▶ _Written exercise_
From the webmail review below, pull out the passage between "Service: Gmail Yahoo!" and "upgrade) Yes (with upgrade)", inclusive, word for word.

▶ _Document passage_
Review: Gmail vs Yahoo! Mail vs Hotmail

EnvelopeRemember when everyone operated a portal and offered a free e-mail account with a web interface? Yahoo, Netscape, Excite, Lycos, etc. The storage wasn’t anything spectacular by today’s standards – typically less than 10MB, but since then storage on these free e-mail accounts really hasn’t grown in step with the drop in prices of storage hardware. The number of freely available webmail services has also dwindled, and while there are still quite a number, most are certainly not backed by the kind of money behind the original set of companies. Enter Google. First they displaced the leading search engines to the point where their company name has evolved into a verb, and now with Gmail, they just may do the same with webmail.

I’m sure you’ve already seen a few reviews of Google’s Gmail since it first made its appearance in the summer of 2004, however, I’m a believer in different perspectives, and this review also doesn’t look at Gmail in isolation, but compares it to 2 other high-volume free webmail services: Yahoo! Mail and Microsoft’s Hotmail.


Perhaps the biggest buzz about Gmail was and is its storage: 1GB when it initially debuted. This was in stark comparison to Yahoo’s and Hotmail’s 100MB. This prompted Yahoo and Hotmail to increase the capacity on their free mailboxes to 250MB. [Update May 2005: Yahoo just increased their free storage to 1GB.] Additionally, for a fee, both Yahoo and Hotmail offer more storage and other features. Both Yahoo and Hotmail offer 2GB of storage for approximately $20/year. Just recently in March 2005, Google upped the ante again by increasing Gmail’s storage to 2GB and hinting that may not be the last such increase. In fact, they have been constantly upping the total space in Gmail accounts. At last count (May 20, 2005), it was 2211 MB. Incidentally, in late 2004, and this isn’t a gag, a motorcycle magazine called Hellacious Riders began offering a free 100GB webmail account. I’m not going to cover their service in this review for a number of reasons, including a poor interface, it is factors slower than the others, the fact that technology is not the main line of business for this company, not to mention that I could not even send an e-mail to the account. They have also not established that this new service will still be around in a few years.

Service: Gmail Yahoo! Mail Hotmail
Free Storage 2GB and rising 1GB 250MB
Additional Storage N/A up to 2GB for $19.99/yr up to 2GB for $19.95/yr
POP3 Access Yes (over SSL) Yes (with upgrade) Yes (with upgrade)
Spam Filtering A A B
Search A- B- C
Support A- A- A-
User Experience A+ A- B

Table 1: Features Compared

Organization & Search

If you’ve used any webmail service, you will already know that it is modeled on the typical e-mail client. There are folders or mailboxes including the obligatory Inbox, Sent and Trash folders, and in today’s folders, the Spam or Junk folder. You also have the ability to create your own folders and move your messages around to your heart’s content. Gmail differs on the last point. You can not create your own folders in Gmail, a ‘feature’ that I couldn’t wrap my head around initially. Instead, there is a folder called “All Mail” where the mail from your Inbox goes when you download it using POP3S (POP3 over SSL) or you archive it. Gmail relies on Google’s search technology to allow you to find any message simply by searching for it.

▶ _Material supplied_
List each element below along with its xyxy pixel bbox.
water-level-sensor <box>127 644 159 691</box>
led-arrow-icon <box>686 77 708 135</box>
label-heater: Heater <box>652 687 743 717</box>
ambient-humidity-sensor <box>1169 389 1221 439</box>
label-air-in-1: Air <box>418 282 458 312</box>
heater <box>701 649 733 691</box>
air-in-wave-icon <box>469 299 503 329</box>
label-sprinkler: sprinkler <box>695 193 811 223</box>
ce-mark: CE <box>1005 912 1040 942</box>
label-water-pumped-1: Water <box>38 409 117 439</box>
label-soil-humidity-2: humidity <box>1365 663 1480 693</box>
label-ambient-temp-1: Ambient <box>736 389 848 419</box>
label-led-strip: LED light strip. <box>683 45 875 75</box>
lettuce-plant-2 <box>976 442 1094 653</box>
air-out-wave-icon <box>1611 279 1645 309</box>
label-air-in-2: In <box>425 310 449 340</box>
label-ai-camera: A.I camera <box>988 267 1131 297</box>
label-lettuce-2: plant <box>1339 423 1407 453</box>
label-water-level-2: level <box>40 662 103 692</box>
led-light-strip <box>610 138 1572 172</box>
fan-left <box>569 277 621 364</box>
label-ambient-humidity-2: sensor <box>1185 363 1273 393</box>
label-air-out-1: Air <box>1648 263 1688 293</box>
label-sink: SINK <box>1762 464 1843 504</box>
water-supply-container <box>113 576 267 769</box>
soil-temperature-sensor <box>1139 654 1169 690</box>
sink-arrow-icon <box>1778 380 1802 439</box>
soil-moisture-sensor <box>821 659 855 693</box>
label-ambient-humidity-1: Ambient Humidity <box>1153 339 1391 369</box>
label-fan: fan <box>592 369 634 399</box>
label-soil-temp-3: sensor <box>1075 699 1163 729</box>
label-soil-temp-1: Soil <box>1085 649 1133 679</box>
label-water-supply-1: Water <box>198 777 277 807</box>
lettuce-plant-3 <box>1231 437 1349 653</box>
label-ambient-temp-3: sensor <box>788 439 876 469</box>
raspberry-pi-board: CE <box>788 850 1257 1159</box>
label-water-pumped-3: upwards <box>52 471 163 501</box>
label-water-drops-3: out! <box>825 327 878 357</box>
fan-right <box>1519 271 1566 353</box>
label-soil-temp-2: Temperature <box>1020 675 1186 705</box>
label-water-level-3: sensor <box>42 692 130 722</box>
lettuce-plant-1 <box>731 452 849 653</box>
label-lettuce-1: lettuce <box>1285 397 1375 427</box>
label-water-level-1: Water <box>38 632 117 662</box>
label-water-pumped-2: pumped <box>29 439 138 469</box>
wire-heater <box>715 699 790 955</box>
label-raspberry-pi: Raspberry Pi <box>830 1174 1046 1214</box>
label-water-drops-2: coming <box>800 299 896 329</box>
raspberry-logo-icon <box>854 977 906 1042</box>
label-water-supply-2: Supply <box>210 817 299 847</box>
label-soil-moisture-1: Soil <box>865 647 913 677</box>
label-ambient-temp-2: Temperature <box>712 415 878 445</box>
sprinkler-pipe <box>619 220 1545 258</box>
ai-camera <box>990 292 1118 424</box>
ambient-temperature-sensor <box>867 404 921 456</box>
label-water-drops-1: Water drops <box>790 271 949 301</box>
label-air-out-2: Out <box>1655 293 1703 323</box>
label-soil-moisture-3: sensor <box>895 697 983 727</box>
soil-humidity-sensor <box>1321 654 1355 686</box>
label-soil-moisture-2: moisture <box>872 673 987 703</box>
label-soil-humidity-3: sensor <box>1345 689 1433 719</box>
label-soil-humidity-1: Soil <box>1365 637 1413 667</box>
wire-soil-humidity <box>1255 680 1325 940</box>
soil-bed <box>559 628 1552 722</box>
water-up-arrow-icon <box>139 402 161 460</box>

▶ _Answer to this exercise_
Service: Gmail Yahoo! Mail Hotmail
Free Storage 2GB and rising 1GB 250MB
Additional Storage N/A up to 2GB for $19.99/yr up to 2GB for $19.95/yr
POP3 Access Yes (over SSL) Yes (with upgrade) Yes (with upgrade)